## Your goal
With the images removed, repeat the data below exactly.

━━━ Input records ━━━

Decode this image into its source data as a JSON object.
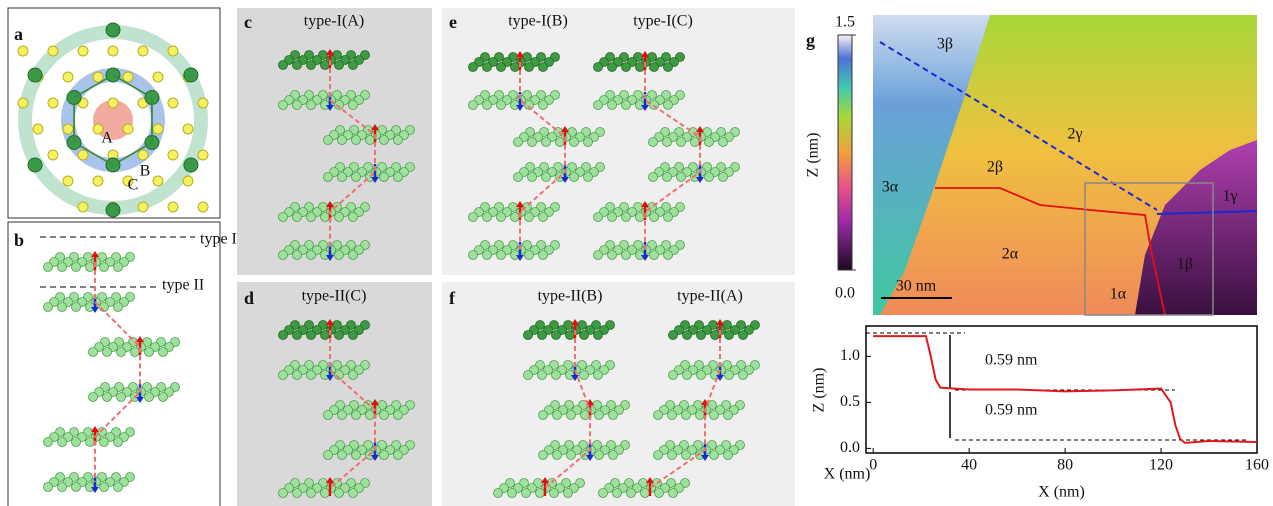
{
  "panels": {
    "a": {
      "label": "a",
      "sites": [
        "A",
        "B",
        "C"
      ]
    },
    "b": {
      "label": "b",
      "lines": [
        "type I",
        "type II"
      ]
    },
    "c": {
      "label": "c",
      "title": "type-I(A)"
    },
    "d": {
      "label": "d",
      "title": "type-II(C)"
    },
    "e": {
      "label": "e",
      "titles": [
        "type-I(B)",
        "type-I(C)"
      ]
    },
    "f": {
      "label": "f",
      "titles": [
        "type-II(B)",
        "type-II(A)"
      ]
    },
    "g": {
      "label": "g",
      "colorbar": {
        "label": "Z (nm)",
        "ticks": [
          {
            "value": 0,
            "label": "0.0"
          },
          1.5
        ]
      },
      "regions": [
        "3β",
        "2γ",
        "2β",
        "3α",
        "1γ",
        "2α",
        "1β",
        "1α"
      ],
      "scale_bar": "30 nm"
    }
  },
  "chart_data": {
    "type": "line",
    "xlabel": "X (nm)",
    "ylabel": "Z (nm)",
    "x": [
      0,
      22,
      24,
      26,
      28,
      40,
      60,
      80,
      100,
      120,
      124,
      126,
      128,
      130,
      140,
      160
    ],
    "series": [
      {
        "color": "#e0191e",
        "values": [
          1.22,
          1.22,
          1.0,
          0.75,
          0.66,
          0.64,
          0.64,
          0.62,
          0.63,
          0.65,
          0.5,
          0.25,
          0.1,
          0.06,
          0.08,
          0.07
        ]
      }
    ],
    "xlim": [
      -3,
      160
    ],
    "ylim": [
      -0.05,
      1.33
    ],
    "xticks": [
      0,
      40,
      80,
      120,
      160
    ],
    "yticks": [
      {
        "value": 0,
        "label": "0.0"
      },
      0.5,
      {
        "value": 1,
        "label": "1.0"
      }
    ],
    "annotations": [
      "0.59 nm",
      "0.59 nm"
    ]
  }
}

━━━

## In response
Decode this image into its source data as a JSON object.
{
  "panels": {
    "a": {
      "label": "a",
      "sites": [
        "A",
        "B",
        "C"
      ]
    },
    "b": {
      "label": "b",
      "lines": [
        "type I",
        "type II"
      ]
    },
    "c": {
      "label": "c",
      "title": "type-I(A)"
    },
    "d": {
      "label": "d",
      "title": "type-II(C)"
    },
    "e": {
      "label": "e",
      "titles": [
        "type-I(B)",
        "type-I(C)"
      ]
    },
    "f": {
      "label": "f",
      "titles": [
        "type-II(B)",
        "type-II(A)"
      ]
    },
    "g": {
      "label": "g",
      "colorbar": {
        "label": "Z (nm)",
        "ticks": [
          {
            "value": 0,
            "label": "0.0"
          },
          1.5
        ]
      },
      "regions": [
        "3β",
        "2γ",
        "2β",
        "3α",
        "1γ",
        "2α",
        "1β",
        "1α"
      ],
      "scale_bar": "30 nm"
    }
  },
  "chart_data": {
    "type": "line",
    "xlabel": "X (nm)",
    "ylabel": "Z (nm)",
    "x": [
      0,
      22,
      24,
      26,
      28,
      40,
      60,
      80,
      100,
      120,
      124,
      126,
      128,
      130,
      140,
      160
    ],
    "series": [
      {
        "color": "#e0191e",
        "values": [
          1.22,
          1.22,
          1.0,
          0.75,
          0.66,
          0.64,
          0.64,
          0.62,
          0.63,
          0.65,
          0.5,
          0.25,
          0.1,
          0.06,
          0.08,
          0.07
        ]
      }
    ],
    "xlim": [
      -3,
      160
    ],
    "ylim": [
      -0.05,
      1.33
    ],
    "xticks": [
      0,
      40,
      80,
      120,
      160
    ],
    "yticks": [
      {
        "value": 0,
        "label": "0.0"
      },
      0.5,
      {
        "value": 1,
        "label": "1.0"
      }
    ],
    "annotations": [
      "0.59 nm",
      "0.59 nm"
    ]
  }
}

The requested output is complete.